Written exercise: In the entries below, identify every line with the string "monthly" and copy it.

Material shown:
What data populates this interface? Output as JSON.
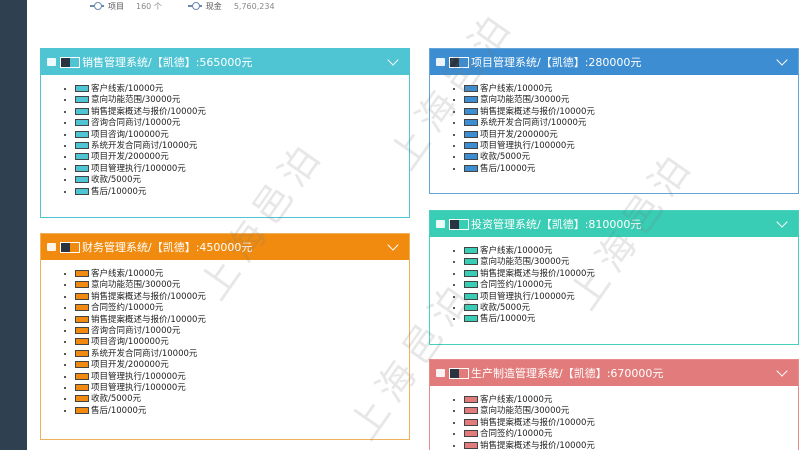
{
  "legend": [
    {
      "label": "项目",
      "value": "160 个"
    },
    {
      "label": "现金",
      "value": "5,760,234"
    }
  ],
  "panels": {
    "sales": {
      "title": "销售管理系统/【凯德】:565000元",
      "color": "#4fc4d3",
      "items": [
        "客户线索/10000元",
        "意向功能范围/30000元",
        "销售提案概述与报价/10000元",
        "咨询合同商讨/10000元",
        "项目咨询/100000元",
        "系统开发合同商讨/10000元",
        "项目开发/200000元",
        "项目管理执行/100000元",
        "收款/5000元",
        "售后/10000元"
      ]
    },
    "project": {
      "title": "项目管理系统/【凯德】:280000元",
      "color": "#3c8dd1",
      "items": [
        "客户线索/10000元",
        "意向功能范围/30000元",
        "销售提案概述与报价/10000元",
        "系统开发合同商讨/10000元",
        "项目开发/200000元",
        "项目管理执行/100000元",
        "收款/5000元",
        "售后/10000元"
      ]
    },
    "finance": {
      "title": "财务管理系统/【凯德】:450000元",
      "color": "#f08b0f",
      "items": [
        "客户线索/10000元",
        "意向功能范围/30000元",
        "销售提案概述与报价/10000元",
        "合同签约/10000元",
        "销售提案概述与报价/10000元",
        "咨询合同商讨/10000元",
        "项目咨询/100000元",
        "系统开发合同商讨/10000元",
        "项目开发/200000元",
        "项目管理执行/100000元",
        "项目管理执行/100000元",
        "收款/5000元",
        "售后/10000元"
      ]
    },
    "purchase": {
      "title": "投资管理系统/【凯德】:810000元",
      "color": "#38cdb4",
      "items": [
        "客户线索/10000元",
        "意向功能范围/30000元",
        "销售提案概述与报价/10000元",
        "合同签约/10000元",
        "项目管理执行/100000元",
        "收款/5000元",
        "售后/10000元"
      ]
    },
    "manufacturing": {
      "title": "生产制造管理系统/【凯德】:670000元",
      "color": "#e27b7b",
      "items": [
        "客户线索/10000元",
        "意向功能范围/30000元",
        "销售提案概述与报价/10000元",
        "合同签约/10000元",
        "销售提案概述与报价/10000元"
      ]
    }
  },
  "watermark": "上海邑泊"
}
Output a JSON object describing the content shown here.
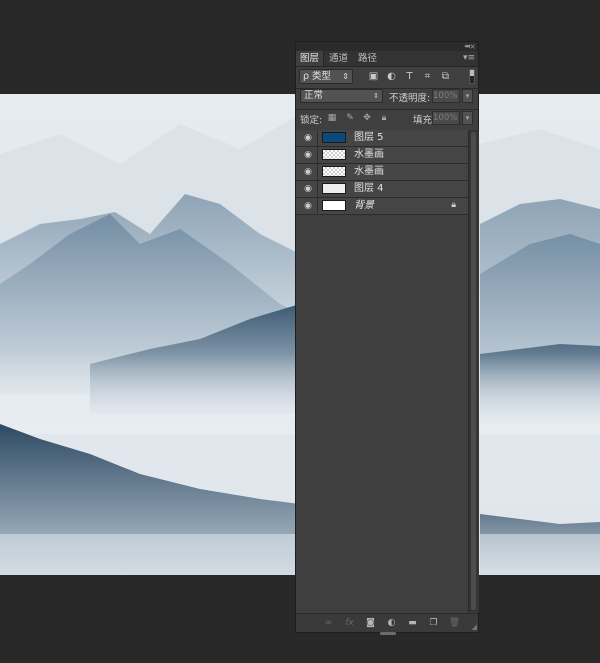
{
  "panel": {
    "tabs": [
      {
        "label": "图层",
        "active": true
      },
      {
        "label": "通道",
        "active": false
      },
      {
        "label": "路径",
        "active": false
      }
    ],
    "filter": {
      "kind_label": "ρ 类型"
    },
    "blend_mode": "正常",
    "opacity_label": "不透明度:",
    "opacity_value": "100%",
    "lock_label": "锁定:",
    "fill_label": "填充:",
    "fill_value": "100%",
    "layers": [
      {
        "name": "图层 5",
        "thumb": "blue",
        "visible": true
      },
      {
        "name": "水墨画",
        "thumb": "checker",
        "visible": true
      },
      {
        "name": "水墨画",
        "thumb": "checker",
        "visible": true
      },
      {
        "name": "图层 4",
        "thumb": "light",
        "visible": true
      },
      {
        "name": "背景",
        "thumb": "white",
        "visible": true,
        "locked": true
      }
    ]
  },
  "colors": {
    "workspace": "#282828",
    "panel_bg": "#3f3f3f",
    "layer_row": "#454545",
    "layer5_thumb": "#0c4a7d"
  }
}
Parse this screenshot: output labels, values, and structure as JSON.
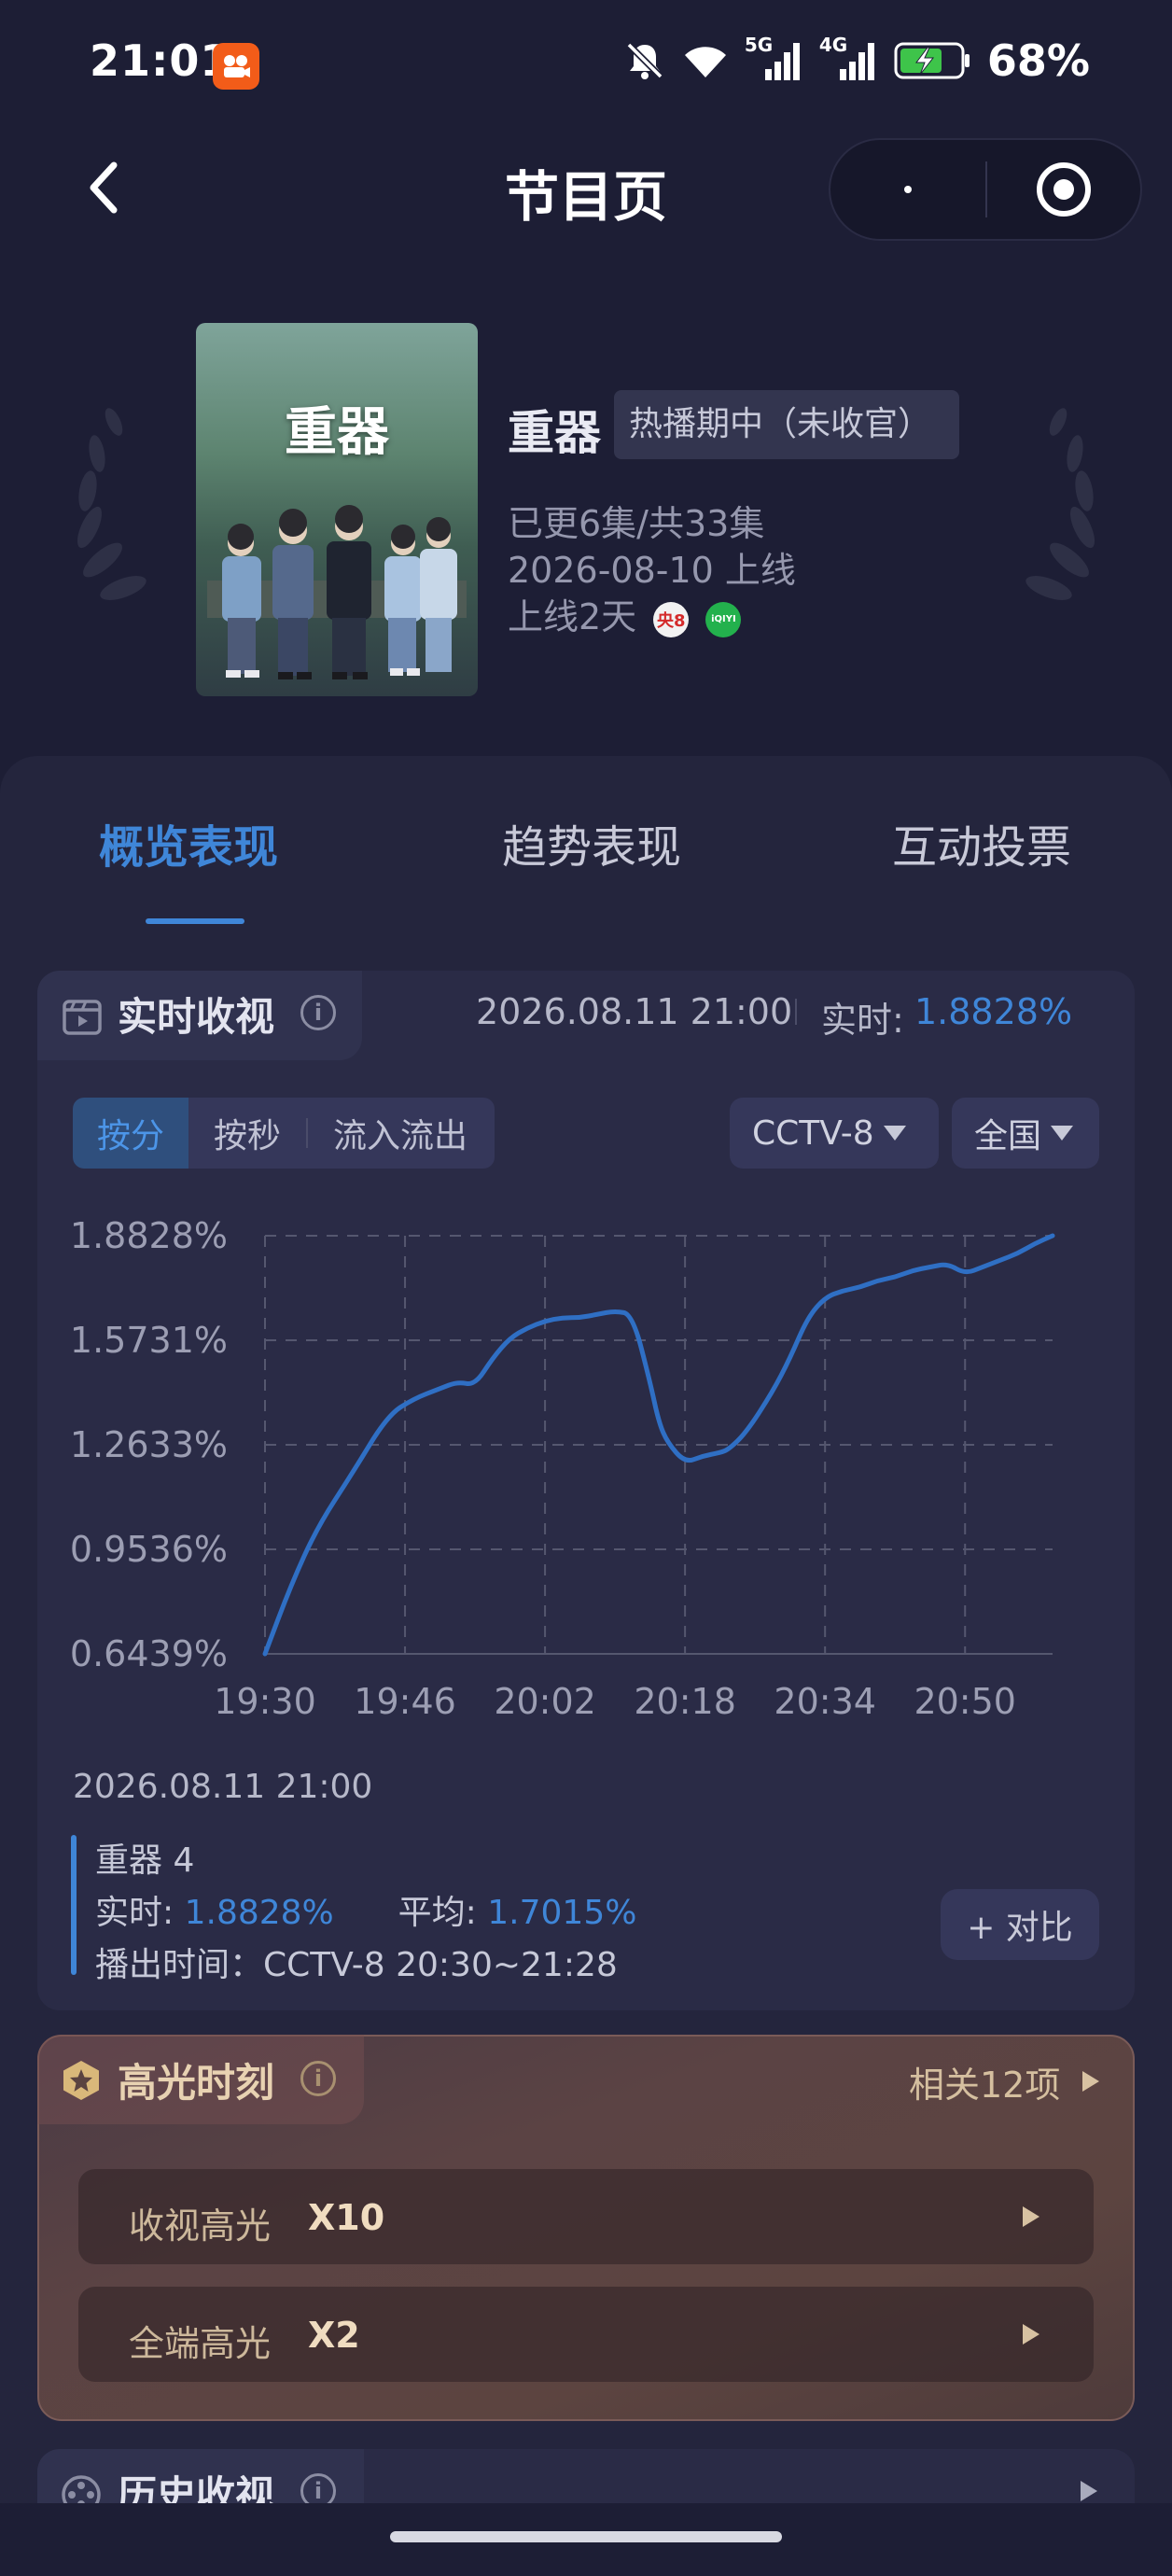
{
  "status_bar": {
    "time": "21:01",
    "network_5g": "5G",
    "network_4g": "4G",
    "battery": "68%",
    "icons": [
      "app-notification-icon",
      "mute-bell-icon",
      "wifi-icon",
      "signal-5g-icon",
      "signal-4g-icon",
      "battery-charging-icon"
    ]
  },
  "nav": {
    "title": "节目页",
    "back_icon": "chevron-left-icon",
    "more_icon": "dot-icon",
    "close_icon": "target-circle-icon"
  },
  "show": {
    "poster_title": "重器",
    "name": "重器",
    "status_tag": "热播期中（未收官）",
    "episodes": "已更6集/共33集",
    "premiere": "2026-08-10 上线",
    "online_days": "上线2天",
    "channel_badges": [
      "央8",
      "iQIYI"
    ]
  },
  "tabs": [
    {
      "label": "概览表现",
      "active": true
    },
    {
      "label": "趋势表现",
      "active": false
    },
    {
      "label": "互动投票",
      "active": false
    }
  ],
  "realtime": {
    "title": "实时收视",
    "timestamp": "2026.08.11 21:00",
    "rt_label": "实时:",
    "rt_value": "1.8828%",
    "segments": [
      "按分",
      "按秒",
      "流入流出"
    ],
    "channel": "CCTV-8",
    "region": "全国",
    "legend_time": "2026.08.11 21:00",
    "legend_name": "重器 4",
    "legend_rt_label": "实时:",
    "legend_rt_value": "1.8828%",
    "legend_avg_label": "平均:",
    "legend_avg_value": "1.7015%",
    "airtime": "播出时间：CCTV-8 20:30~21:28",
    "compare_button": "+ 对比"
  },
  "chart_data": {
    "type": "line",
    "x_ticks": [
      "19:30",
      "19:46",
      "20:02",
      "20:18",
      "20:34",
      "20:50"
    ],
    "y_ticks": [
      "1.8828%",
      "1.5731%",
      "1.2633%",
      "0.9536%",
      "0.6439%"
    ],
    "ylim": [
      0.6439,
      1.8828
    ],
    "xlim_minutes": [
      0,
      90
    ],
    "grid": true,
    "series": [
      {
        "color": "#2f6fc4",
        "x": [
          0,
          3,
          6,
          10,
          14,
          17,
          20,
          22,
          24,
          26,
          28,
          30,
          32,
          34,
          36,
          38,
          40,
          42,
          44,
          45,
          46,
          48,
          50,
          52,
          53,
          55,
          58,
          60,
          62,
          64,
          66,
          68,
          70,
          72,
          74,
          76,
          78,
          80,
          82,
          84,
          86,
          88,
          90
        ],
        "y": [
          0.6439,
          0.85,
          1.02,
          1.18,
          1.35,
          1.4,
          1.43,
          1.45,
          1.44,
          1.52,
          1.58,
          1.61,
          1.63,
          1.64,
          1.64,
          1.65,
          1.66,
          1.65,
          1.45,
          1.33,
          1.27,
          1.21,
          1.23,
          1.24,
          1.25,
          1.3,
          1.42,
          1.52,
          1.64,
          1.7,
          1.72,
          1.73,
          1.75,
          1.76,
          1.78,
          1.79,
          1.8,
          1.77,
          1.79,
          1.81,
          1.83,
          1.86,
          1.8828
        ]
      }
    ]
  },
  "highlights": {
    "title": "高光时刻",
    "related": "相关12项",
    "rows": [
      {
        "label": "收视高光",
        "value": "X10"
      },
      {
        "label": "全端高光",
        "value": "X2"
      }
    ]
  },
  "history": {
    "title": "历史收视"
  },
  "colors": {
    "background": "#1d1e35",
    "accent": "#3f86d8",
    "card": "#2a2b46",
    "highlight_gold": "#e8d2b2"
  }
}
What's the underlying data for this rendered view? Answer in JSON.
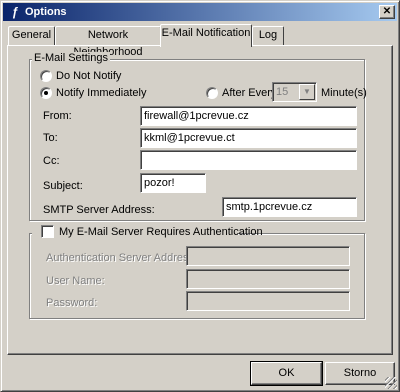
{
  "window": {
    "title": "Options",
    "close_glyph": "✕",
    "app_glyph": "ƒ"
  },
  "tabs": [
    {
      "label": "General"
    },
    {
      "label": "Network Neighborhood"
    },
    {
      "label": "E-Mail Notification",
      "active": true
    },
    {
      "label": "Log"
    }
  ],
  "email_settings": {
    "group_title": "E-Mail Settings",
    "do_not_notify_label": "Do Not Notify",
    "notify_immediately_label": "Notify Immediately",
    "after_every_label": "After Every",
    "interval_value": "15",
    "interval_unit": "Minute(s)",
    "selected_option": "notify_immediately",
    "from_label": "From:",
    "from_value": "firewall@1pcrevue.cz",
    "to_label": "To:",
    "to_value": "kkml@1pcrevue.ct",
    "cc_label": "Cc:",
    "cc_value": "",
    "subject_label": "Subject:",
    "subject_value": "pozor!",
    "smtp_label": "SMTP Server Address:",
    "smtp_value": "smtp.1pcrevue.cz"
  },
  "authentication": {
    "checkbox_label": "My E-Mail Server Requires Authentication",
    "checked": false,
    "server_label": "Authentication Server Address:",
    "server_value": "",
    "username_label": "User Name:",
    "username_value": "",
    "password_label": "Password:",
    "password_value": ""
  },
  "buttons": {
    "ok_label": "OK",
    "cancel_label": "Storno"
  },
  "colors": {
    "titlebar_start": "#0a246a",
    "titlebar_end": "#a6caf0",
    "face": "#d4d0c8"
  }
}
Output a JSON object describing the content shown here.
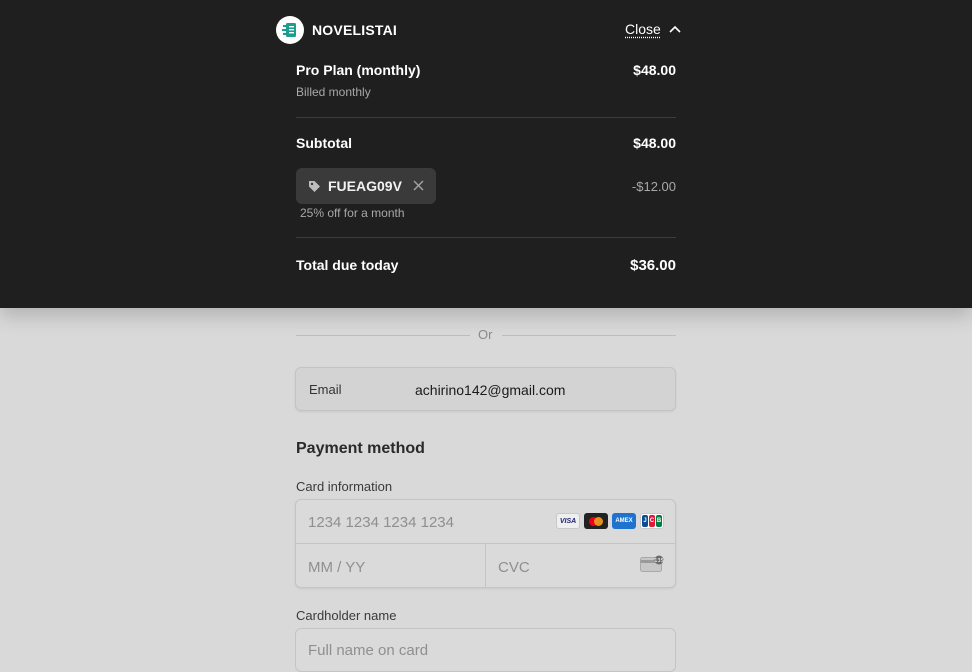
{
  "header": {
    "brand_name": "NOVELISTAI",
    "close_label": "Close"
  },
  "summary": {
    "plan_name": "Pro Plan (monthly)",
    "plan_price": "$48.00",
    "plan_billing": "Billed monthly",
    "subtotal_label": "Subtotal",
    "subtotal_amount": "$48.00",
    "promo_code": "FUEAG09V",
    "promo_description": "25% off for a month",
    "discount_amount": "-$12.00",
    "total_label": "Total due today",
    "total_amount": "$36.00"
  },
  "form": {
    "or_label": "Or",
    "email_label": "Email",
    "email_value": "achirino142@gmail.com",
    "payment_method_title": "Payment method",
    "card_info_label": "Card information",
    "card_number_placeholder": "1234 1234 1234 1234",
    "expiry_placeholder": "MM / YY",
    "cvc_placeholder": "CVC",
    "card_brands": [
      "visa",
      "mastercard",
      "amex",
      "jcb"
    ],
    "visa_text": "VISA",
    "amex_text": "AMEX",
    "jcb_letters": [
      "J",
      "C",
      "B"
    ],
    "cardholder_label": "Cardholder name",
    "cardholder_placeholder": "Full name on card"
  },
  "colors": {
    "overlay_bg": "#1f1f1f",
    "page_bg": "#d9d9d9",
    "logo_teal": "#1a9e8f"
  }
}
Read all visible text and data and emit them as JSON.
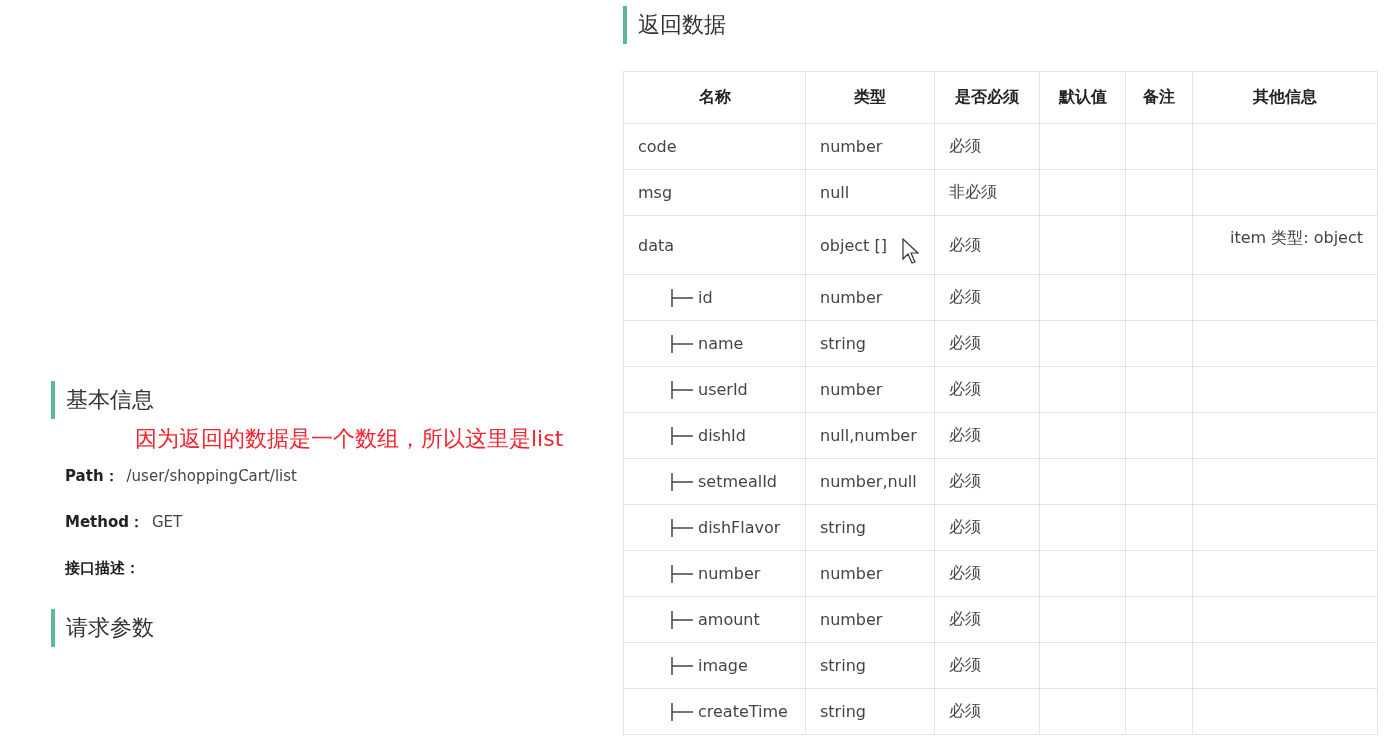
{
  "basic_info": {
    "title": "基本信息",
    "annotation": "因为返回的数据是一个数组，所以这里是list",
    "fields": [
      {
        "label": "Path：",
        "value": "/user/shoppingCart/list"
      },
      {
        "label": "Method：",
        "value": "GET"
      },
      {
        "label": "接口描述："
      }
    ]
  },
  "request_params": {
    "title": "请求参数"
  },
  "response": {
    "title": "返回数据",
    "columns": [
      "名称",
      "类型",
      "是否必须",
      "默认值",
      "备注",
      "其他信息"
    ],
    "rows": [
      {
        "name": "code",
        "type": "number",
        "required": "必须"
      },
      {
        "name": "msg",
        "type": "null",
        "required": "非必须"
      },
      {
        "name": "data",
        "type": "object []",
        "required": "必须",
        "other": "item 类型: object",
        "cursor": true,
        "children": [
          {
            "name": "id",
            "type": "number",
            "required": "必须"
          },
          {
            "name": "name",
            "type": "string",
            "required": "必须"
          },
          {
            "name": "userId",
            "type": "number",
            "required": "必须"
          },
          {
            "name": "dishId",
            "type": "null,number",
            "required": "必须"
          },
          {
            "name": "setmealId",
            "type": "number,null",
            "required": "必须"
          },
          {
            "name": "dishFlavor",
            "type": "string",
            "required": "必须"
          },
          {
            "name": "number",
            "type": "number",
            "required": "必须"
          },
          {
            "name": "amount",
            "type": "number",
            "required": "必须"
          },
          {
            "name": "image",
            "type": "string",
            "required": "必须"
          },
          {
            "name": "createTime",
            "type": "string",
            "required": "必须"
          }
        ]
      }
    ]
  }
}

The completed task:
    "plan_name": "Pro Plan (monthly)",
    "plan_billing": "Billed monthly",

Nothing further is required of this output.